- YOUR INSTRUCTIONS -
Below are the records; pull every line that includes "roherloes".

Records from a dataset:
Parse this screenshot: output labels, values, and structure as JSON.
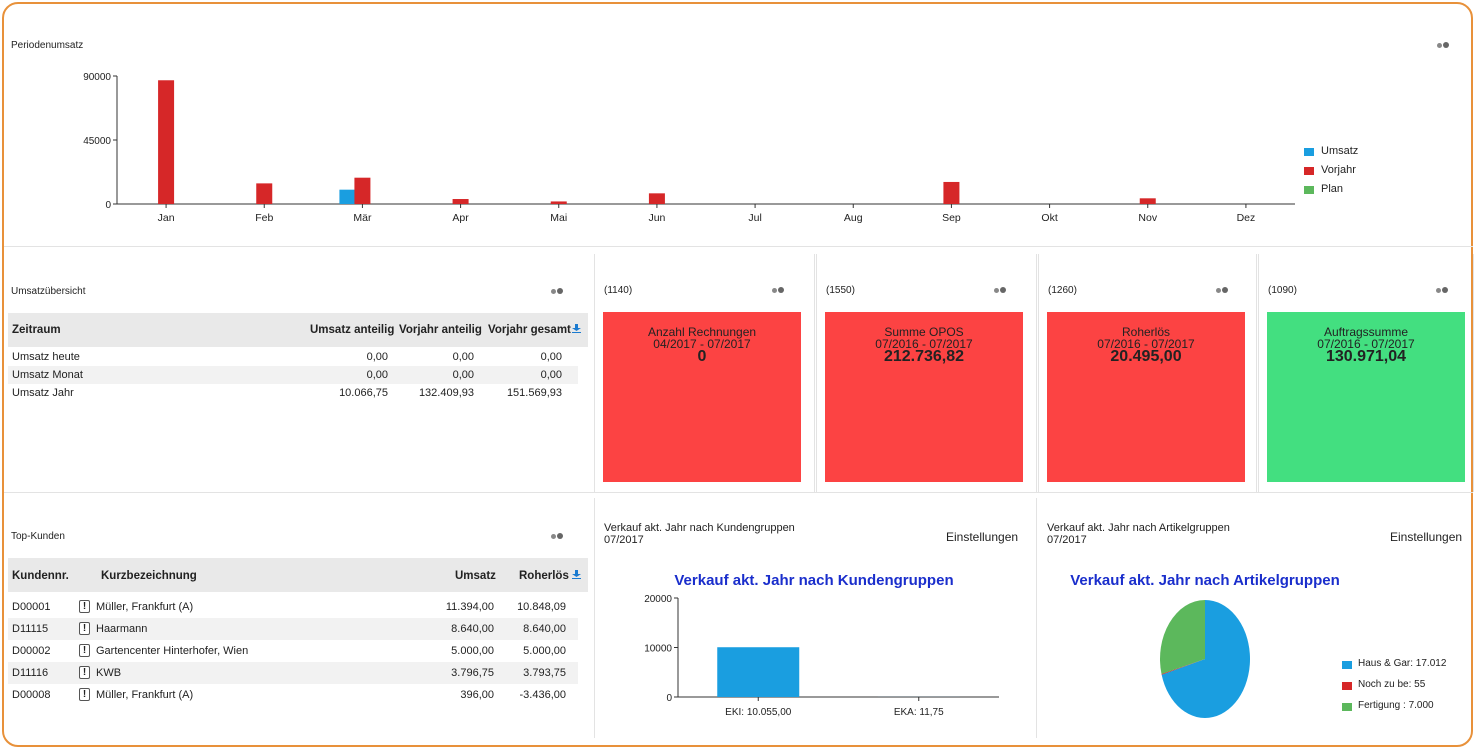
{
  "periodenumsatz": {
    "title": "Periodenumsatz",
    "chart_data": {
      "type": "bar",
      "categories": [
        "Jan",
        "Feb",
        "Mär",
        "Apr",
        "Mai",
        "Jun",
        "Jul",
        "Aug",
        "Sep",
        "Okt",
        "Nov",
        "Dez"
      ],
      "series": [
        {
          "name": "Umsatz",
          "color": "#1a9ee0",
          "values": [
            0,
            0,
            10070,
            0,
            0,
            0,
            0,
            0,
            0,
            0,
            0,
            0
          ]
        },
        {
          "name": "Vorjahr",
          "color": "#d62728",
          "values": [
            87000,
            14500,
            18500,
            3500,
            1800,
            7500,
            0,
            0,
            15500,
            0,
            4000,
            0
          ]
        },
        {
          "name": "Plan",
          "color": "#5cb85c",
          "values": [
            0,
            0,
            0,
            0,
            0,
            0,
            0,
            0,
            0,
            0,
            0,
            0
          ]
        }
      ],
      "yticks": [
        "90000",
        "45000",
        "0"
      ],
      "ylim": [
        0,
        90000
      ]
    }
  },
  "umsatzuebersicht": {
    "title": "Umsatzübersicht",
    "headers": {
      "zeitraum": "Zeitraum",
      "umsatz_anteilig": "Umsatz anteilig",
      "vorjahr_anteilig": "Vorjahr anteilig",
      "vorjahr_gesamt": "Vorjahr gesamt"
    },
    "rows": [
      {
        "label": "Umsatz heute",
        "ua": "0,00",
        "va": "0,00",
        "vg": "0,00"
      },
      {
        "label": "Umsatz Monat",
        "ua": "0,00",
        "va": "0,00",
        "vg": "0,00"
      },
      {
        "label": "Umsatz Jahr",
        "ua": "10.066,75",
        "va": "132.409,93",
        "vg": "151.569,93"
      }
    ]
  },
  "kpis": [
    {
      "code": "(1140)",
      "title": "Anzahl Rechnungen",
      "period": "04/2017 - 07/2017",
      "value": "0",
      "color": "#fc4343"
    },
    {
      "code": "(1550)",
      "title": "Summe OPOS",
      "period": "07/2016 - 07/2017",
      "value": "212.736,82",
      "color": "#fc4343"
    },
    {
      "code": "(1260)",
      "title": "Roherlös",
      "period": "07/2016 - 07/2017",
      "value": "20.495,00",
      "color": "#fc4343"
    },
    {
      "code": "(1090)",
      "title": "Auftragssumme",
      "period": "07/2016 - 07/2017",
      "value": "130.971,04",
      "color": "#43df80"
    }
  ],
  "topkunden": {
    "title": "Top-Kunden",
    "headers": {
      "nr": "Kundennr.",
      "kurz": "Kurzbezeichnung",
      "umsatz": "Umsatz",
      "roherloes": "Roherlös"
    },
    "rows": [
      {
        "nr": "D00001",
        "kurz": "Müller, Frankfurt (A)",
        "umsatz": "11.394,00",
        "roherloes": "10.848,09"
      },
      {
        "nr": "D11115",
        "kurz": "Haarmann",
        "umsatz": "8.640,00",
        "roherloes": "8.640,00"
      },
      {
        "nr": "D00002",
        "kurz": "Gartencenter Hinterhofer, Wien",
        "umsatz": "5.000,00",
        "roherloes": "5.000,00"
      },
      {
        "nr": "D11116",
        "kurz": "KWB",
        "umsatz": "3.796,75",
        "roherloes": "3.793,75"
      },
      {
        "nr": "D00008",
        "kurz": "Müller, Frankfurt (A)",
        "umsatz": "396,00",
        "roherloes": "-3.436,00"
      }
    ],
    "excl": "!"
  },
  "kundengruppen": {
    "header_line1": "Verkauf akt. Jahr nach Kundengruppen",
    "header_line2": "07/2017",
    "settings": "Einstellungen",
    "chart_data": {
      "type": "bar",
      "title": "Verkauf akt. Jahr nach Kundengruppen",
      "categories": [
        "EKI: 10.055,00",
        "EKA: 11,75"
      ],
      "values": [
        10055,
        11.75
      ],
      "yticks": [
        "20000",
        "10000",
        "0"
      ],
      "ylim": [
        0,
        20000
      ],
      "color": "#1a9ee0"
    }
  },
  "artikelgruppen": {
    "header_line1": "Verkauf akt. Jahr nach Artikelgruppen",
    "header_line2": "07/2017",
    "settings": "Einstellungen",
    "chart_data": {
      "type": "pie",
      "title": "Verkauf akt. Jahr nach Artikelgruppen",
      "labels": [
        "Haus & Gar: 17.012",
        "Noch zu be: 55",
        "Fertigung : 7.000"
      ],
      "values": [
        17012,
        55,
        7000
      ],
      "colors": [
        "#1a9ee0",
        "#d62728",
        "#5cb85c"
      ]
    }
  }
}
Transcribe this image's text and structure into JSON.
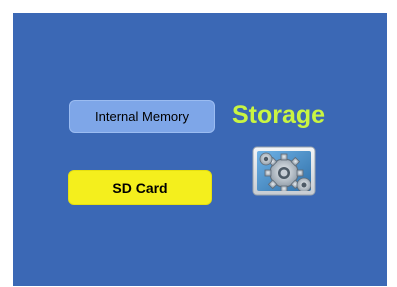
{
  "screen": {
    "background_color": "#3b68b5"
  },
  "buttons": {
    "internal_memory": {
      "label": "Internal Memory",
      "color": "#7ea6e8"
    },
    "sd_card": {
      "label": "SD Card",
      "color": "#f4ef1d"
    }
  },
  "title": {
    "text": "Storage",
    "color": "#c9f542"
  },
  "icon": {
    "name": "settings-gear-icon"
  }
}
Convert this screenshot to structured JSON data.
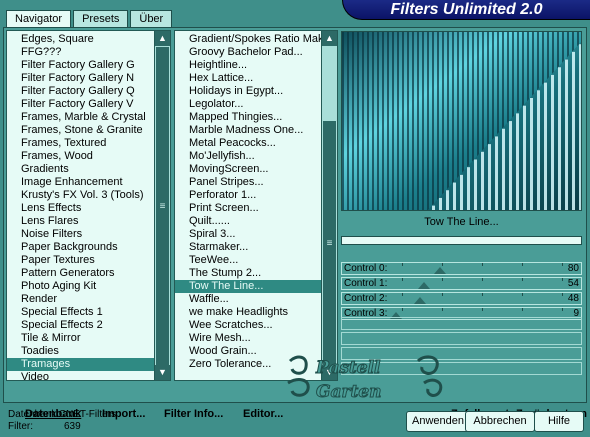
{
  "brand": {
    "title": "Filters Unlimited 2.0"
  },
  "tabs": [
    {
      "label": "Navigator",
      "active": true
    },
    {
      "label": "Presets",
      "active": false
    },
    {
      "label": "Über",
      "active": false
    }
  ],
  "categories": {
    "items": [
      "Edges, Square",
      "FFG???",
      "Filter Factory Gallery G",
      "Filter Factory Gallery N",
      "Filter Factory Gallery Q",
      "Filter Factory Gallery V",
      "Frames, Marble & Crystal",
      "Frames, Stone & Granite",
      "Frames, Textured",
      "Frames, Wood",
      "Gradients",
      "Image Enhancement",
      "Krusty's FX Vol. 3 (Tools)",
      "Lens Effects",
      "Lens Flares",
      "Noise Filters",
      "Paper Backgrounds",
      "Paper Textures",
      "Pattern Generators",
      "Photo Aging Kit",
      "Render",
      "Special Effects 1",
      "Special Effects 2",
      "Tile & Mirror",
      "Toadies",
      "Tramages",
      "Video"
    ],
    "selected": "Tramages"
  },
  "filters": {
    "items": [
      "Gradient/Spokes Ratio Maker...",
      "Groovy Bachelor Pad...",
      "Heightline...",
      "Hex Lattice...",
      "Holidays in Egypt...",
      "Legolator...",
      "Mapped Thingies...",
      "Marble Madness One...",
      "Metal Peacocks...",
      "Mo'Jellyfish...",
      "MovingScreen...",
      "Panel Stripes...",
      "Perforator 1...",
      "Print Screen...",
      "Quilt......",
      "Spiral 3...",
      "Starmaker...",
      "TeeWee...",
      "The Stump 2...",
      "Tow The Line...",
      "Waffle...",
      "we make Headlights",
      "Wee Scratches...",
      "Wire Mesh...",
      "Wood Grain...",
      "Zero Tolerance..."
    ],
    "selected": "Tow The Line..."
  },
  "preview": {
    "label": "Tow The Line..."
  },
  "controls": [
    {
      "label": "Control 0:",
      "value": "80",
      "level": 0.31
    },
    {
      "label": "Control 1:",
      "value": "54",
      "level": 0.21
    },
    {
      "label": "Control 2:",
      "value": "48",
      "level": 0.19
    },
    {
      "label": "Control 3:",
      "value": "9",
      "level": 0.035
    }
  ],
  "menu": {
    "datenbank": "Datenbank",
    "import": "Import...",
    "filter_info": "Filter Info...",
    "editor": "Editor...",
    "zufallswerte": "Zufallswerte",
    "zuruecksetzen": "Zurücksetzen"
  },
  "watermark": {
    "text": "Pastell Garten PSP"
  },
  "status": {
    "datenbank_label": "Datenbank:",
    "datenbank_value": "ICNET-Filters",
    "filter_label": "Filter:",
    "filter_value": "639"
  },
  "buttons": {
    "apply": "Anwenden",
    "cancel": "Abbrechen",
    "help": "Hilfe"
  },
  "colors": {
    "accent": "#2f8a83",
    "brand": "#0b1366",
    "frame": "#4a9d97"
  }
}
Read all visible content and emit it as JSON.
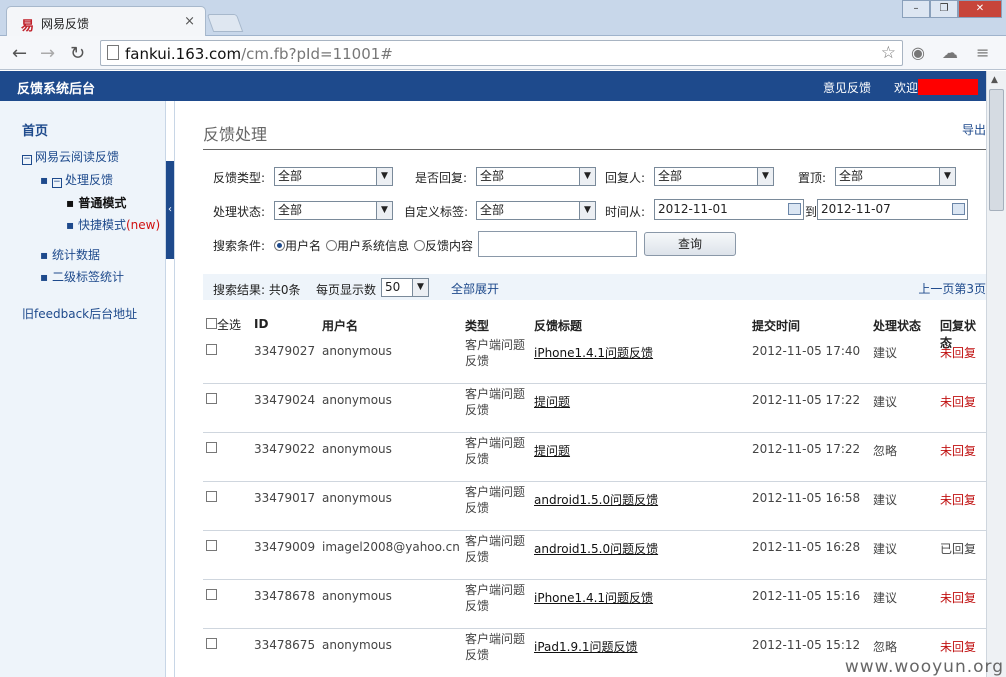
{
  "browser": {
    "tab_title": "网易反馈",
    "tab_close": "×",
    "url_host": "fankui.163.com",
    "url_rest": "/cm.fb?pId=11001#"
  },
  "header": {
    "app_title": "反馈系统后台",
    "feedback_link": "意见反馈",
    "welcome": "欢迎:"
  },
  "sidebar": {
    "home": "首页",
    "group": "网易云阅读反馈",
    "handle": "处理反馈",
    "normal_mode": "普通模式",
    "quick_mode": "快捷模式",
    "quick_new": "(new)",
    "stats": "统计数据",
    "tag_stats": "二级标签统计",
    "old_link": "旧feedback后台地址"
  },
  "main": {
    "title": "反馈处理",
    "export": "导出"
  },
  "filters": {
    "type_label": "反馈类型:",
    "type_value": "全部",
    "replied_label": "是否回复:",
    "replied_value": "全部",
    "replier_label": "回复人:",
    "replier_value": "全部",
    "top_label": "置顶:",
    "top_value": "全部",
    "status_label": "处理状态:",
    "status_value": "全部",
    "tag_label": "自定义标签:",
    "tag_value": "全部",
    "from_label": "时间从:",
    "from_value": "2012-11-01",
    "to_label": "到",
    "to_value": "2012-11-07",
    "cond_label": "搜索条件:",
    "opt_user": "用户名",
    "opt_sysinfo": "用户系统信息",
    "opt_content": "反馈内容",
    "search_value": "",
    "query_button": "查询"
  },
  "results": {
    "summary": "搜索结果: 共0条",
    "per_page_label": "每页显示数",
    "per_page_value": "50",
    "expand_all": "全部展开",
    "pager": "上一页第3页"
  },
  "table": {
    "headers": {
      "select_all": "全选",
      "id": "ID",
      "user": "用户名",
      "type": "类型",
      "title": "反馈标题",
      "time": "提交时间",
      "status": "处理状态",
      "reply": "回复状态"
    },
    "rows": [
      {
        "id": "33479027",
        "user": "anonymous",
        "type": "客户端问题反馈",
        "title": "iPhone1.4.1问题反馈",
        "time": "2012-11-05 17:40",
        "status": "建议",
        "reply": "未回复"
      },
      {
        "id": "33479024",
        "user": "anonymous",
        "type": "客户端问题反馈",
        "title": "提问题",
        "time": "2012-11-05 17:22",
        "status": "建议",
        "reply": "未回复"
      },
      {
        "id": "33479022",
        "user": "anonymous",
        "type": "客户端问题反馈",
        "title": "提问题",
        "time": "2012-11-05 17:22",
        "status": "忽略",
        "reply": "未回复"
      },
      {
        "id": "33479017",
        "user": "anonymous",
        "type": "客户端问题反馈",
        "title": "android1.5.0问题反馈",
        "time": "2012-11-05 16:58",
        "status": "建议",
        "reply": "未回复"
      },
      {
        "id": "33479009",
        "user": "imagel2008@yahoo.cn",
        "type": "客户端问题反馈",
        "title": "android1.5.0问题反馈",
        "time": "2012-11-05 16:28",
        "status": "建议",
        "reply": "已回复"
      },
      {
        "id": "33478678",
        "user": "anonymous",
        "type": "客户端问题反馈",
        "title": "iPhone1.4.1问题反馈",
        "time": "2012-11-05 15:16",
        "status": "建议",
        "reply": "未回复"
      },
      {
        "id": "33478675",
        "user": "anonymous",
        "type": "客户端问题反馈",
        "title": "iPad1.9.1问题反馈",
        "time": "2012-11-05 15:12",
        "status": "忽略",
        "reply": "未回复"
      }
    ]
  },
  "watermark": "www.wooyun.org"
}
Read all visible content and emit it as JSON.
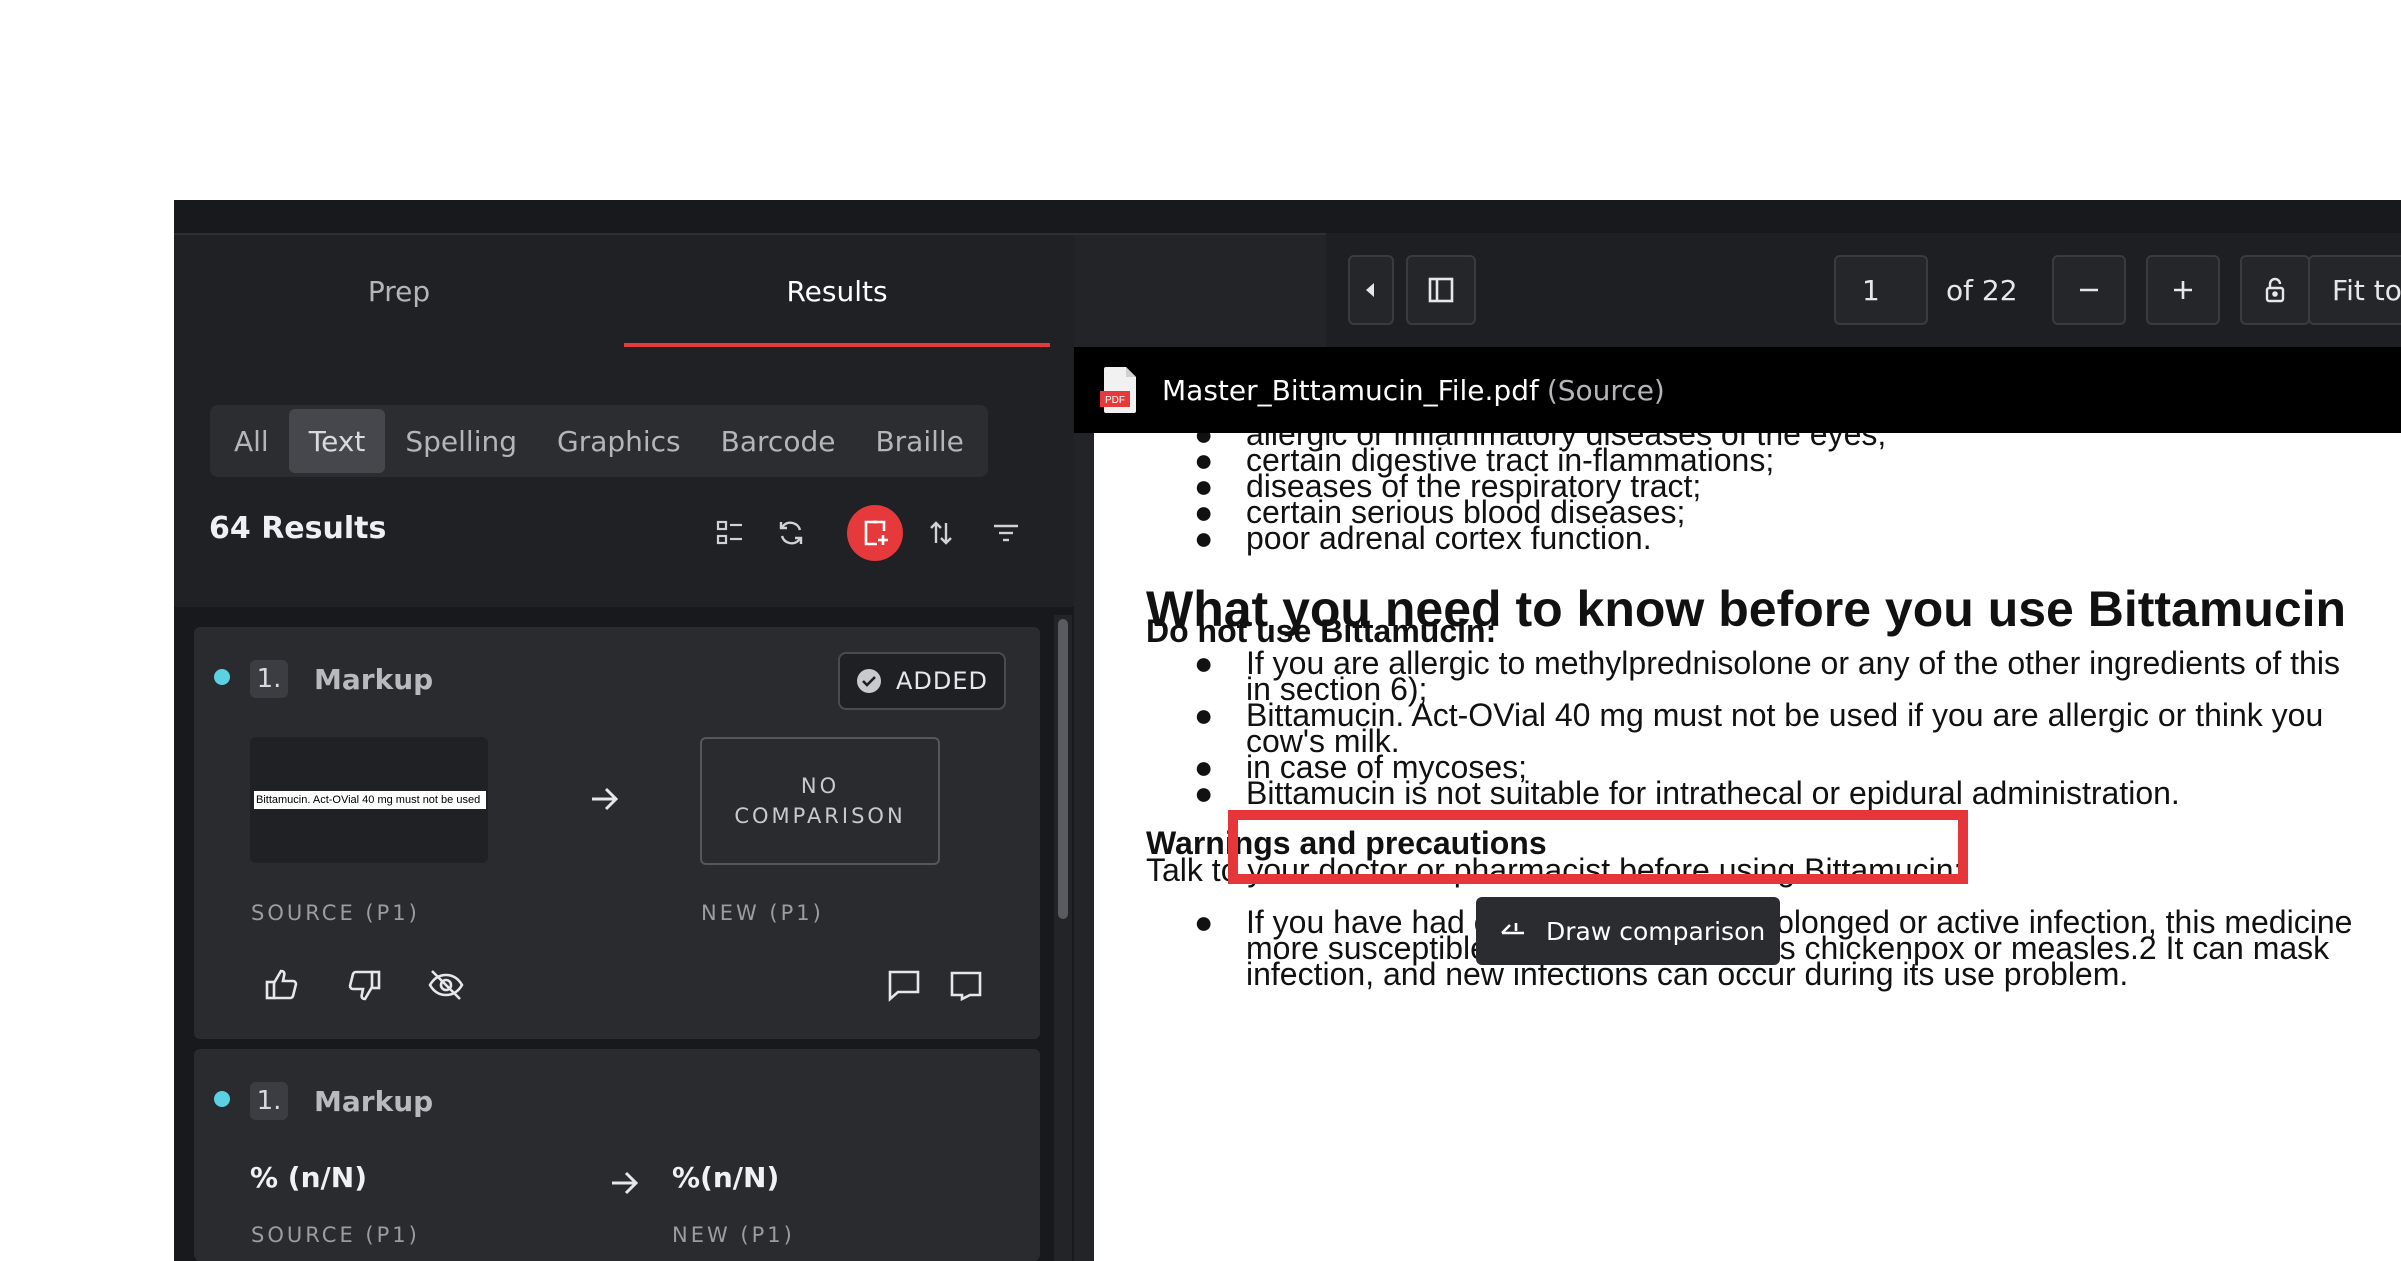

- ANSWER TO THIS EXERCISE -
      "roherloes": "Roherlös"
        "roherloes": "10.848,09"
        "roherloes": "8.640,00"
        "roherloes": "5.000,00"
        "roherloes": "3.793,75"
        "roherloes": "-3.436,00"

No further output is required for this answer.